## THE EXERCISE
Repeat the material verbatim. Images are excluded from the copy.

Start

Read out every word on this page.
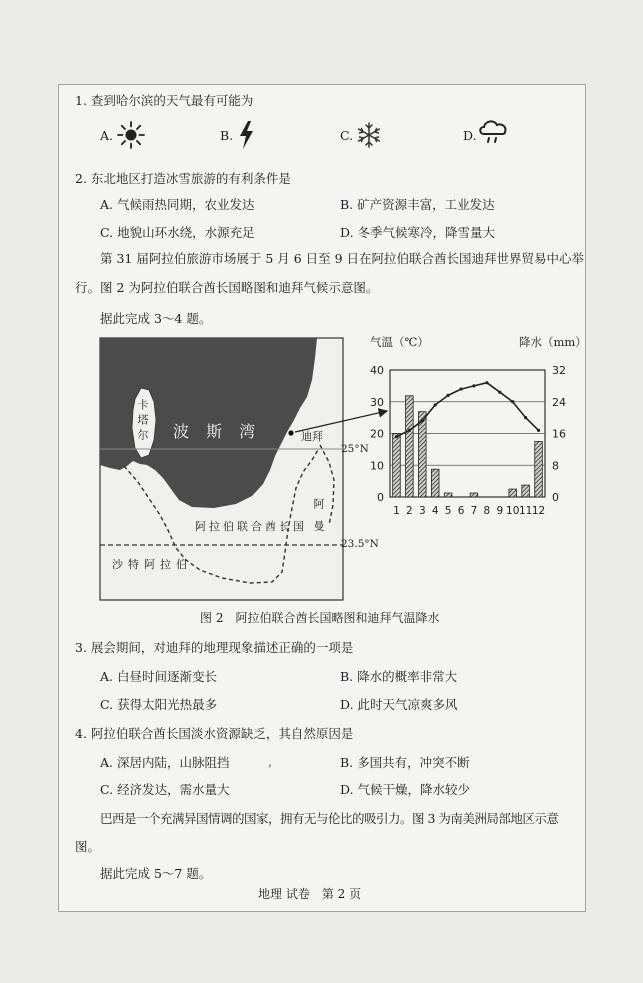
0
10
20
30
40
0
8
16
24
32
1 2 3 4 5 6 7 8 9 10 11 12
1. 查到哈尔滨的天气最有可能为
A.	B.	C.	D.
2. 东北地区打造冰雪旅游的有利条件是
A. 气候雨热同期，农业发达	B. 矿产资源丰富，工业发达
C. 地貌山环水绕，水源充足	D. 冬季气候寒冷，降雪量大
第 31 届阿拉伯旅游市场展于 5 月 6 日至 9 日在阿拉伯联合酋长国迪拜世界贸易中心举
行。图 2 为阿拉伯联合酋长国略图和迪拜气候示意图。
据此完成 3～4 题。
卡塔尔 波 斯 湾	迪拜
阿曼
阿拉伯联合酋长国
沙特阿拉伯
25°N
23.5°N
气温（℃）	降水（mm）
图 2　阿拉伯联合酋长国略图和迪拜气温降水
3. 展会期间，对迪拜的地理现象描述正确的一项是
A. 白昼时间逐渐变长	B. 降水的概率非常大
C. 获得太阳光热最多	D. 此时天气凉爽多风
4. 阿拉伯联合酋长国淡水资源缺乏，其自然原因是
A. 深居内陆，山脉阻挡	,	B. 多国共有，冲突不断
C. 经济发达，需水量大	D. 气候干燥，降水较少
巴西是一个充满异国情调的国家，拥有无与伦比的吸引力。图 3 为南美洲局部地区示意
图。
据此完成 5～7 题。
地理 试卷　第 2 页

End

## SOLUTION TO THIS TASK
Read out every word on this page.
0
10
20
30
40
0
8
16
24
32
1 2 3 4 5 6 7 8 9 10 11 12
1. 查到哈尔滨的天气最有可能为
A.	B.	C.	D.
2. 东北地区打造冰雪旅游的有利条件是
A. 气候雨热同期，农业发达	B. 矿产资源丰富，工业发达
C. 地貌山环水绕，水源充足	D. 冬季气候寒冷，降雪量大
第 31 届阿拉伯旅游市场展于 5 月 6 日至 9 日在阿拉伯联合酋长国迪拜世界贸易中心举
行。图 2 为阿拉伯联合酋长国略图和迪拜气候示意图。
据此完成 3～4 题。
卡塔尔 波 斯 湾	迪拜
阿曼
阿拉伯联合酋长国
沙特阿拉伯
25°N
23.5°N
气温（℃）	降水（mm）
图 2　阿拉伯联合酋长国略图和迪拜气温降水
3. 展会期间，对迪拜的地理现象描述正确的一项是
A. 白昼时间逐渐变长	B. 降水的概率非常大
C. 获得太阳光热最多	D. 此时天气凉爽多风
4. 阿拉伯联合酋长国淡水资源缺乏，其自然原因是
A. 深居内陆，山脉阻挡	,	B. 多国共有，冲突不断
C. 经济发达，需水量大	D. 气候干燥，降水较少
巴西是一个充满异国情调的国家，拥有无与伦比的吸引力。图 3 为南美洲局部地区示意
图。
据此完成 5～7 题。
地理 试卷　第 2 页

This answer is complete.